* **Exercise**
Find the lines with "page" in them and copy them out.

* **Provided entries**
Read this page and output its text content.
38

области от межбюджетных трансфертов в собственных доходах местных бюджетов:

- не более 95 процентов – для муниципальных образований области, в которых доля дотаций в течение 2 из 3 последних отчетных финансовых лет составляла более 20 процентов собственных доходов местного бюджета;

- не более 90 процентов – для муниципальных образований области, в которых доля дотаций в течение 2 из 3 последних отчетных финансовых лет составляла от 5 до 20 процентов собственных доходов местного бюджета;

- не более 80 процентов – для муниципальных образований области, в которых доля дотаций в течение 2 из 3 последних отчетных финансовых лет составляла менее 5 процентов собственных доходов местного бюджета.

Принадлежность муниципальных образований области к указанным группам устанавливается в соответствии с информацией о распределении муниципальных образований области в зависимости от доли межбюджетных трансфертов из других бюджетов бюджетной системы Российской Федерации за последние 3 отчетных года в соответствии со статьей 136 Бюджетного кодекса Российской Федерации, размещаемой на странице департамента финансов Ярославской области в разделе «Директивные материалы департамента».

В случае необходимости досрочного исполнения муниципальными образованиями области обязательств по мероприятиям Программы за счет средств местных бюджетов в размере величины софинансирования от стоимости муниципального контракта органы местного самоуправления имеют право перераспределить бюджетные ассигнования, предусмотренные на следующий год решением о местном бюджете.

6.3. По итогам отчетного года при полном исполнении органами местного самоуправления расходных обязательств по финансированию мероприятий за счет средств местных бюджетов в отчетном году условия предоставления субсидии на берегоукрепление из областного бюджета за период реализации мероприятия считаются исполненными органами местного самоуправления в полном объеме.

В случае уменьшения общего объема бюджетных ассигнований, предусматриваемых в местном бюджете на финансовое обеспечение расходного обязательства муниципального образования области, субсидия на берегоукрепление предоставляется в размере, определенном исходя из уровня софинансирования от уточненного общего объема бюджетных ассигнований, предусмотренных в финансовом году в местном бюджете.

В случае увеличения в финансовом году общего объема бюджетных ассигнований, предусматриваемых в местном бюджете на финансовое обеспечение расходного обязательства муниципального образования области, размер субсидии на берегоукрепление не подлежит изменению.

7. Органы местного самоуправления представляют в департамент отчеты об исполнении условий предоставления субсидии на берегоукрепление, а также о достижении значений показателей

--

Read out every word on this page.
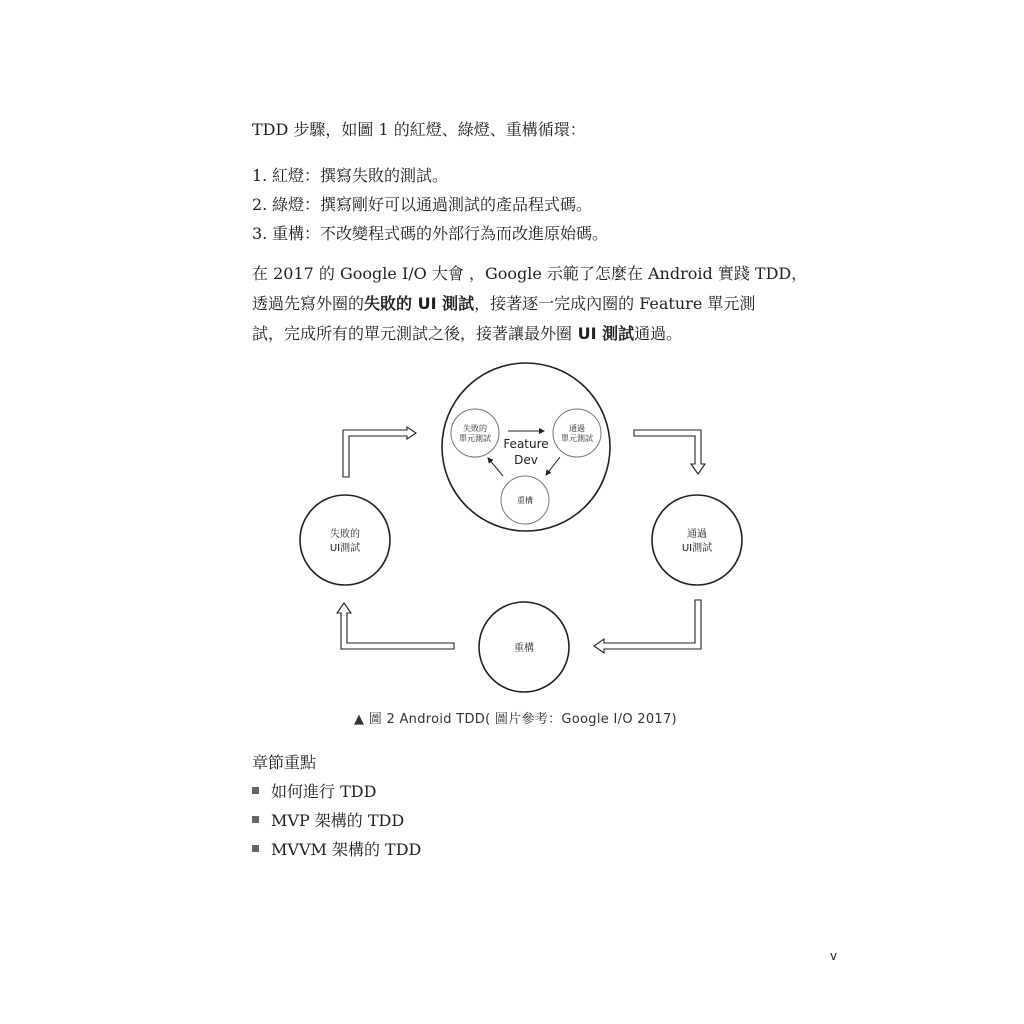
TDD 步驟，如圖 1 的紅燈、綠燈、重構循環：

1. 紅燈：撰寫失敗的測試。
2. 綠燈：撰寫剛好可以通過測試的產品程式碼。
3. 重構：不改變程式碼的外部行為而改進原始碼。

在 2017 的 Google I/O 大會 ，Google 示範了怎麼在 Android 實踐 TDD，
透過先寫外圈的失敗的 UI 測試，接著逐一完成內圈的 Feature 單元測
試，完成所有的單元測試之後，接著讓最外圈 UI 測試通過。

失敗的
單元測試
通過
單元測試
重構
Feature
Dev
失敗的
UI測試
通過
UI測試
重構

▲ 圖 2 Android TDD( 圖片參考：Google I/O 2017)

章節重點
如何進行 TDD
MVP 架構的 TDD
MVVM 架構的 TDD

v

* **Answer to the exercise**
Read this page and output its text content.
Read out every word on this page.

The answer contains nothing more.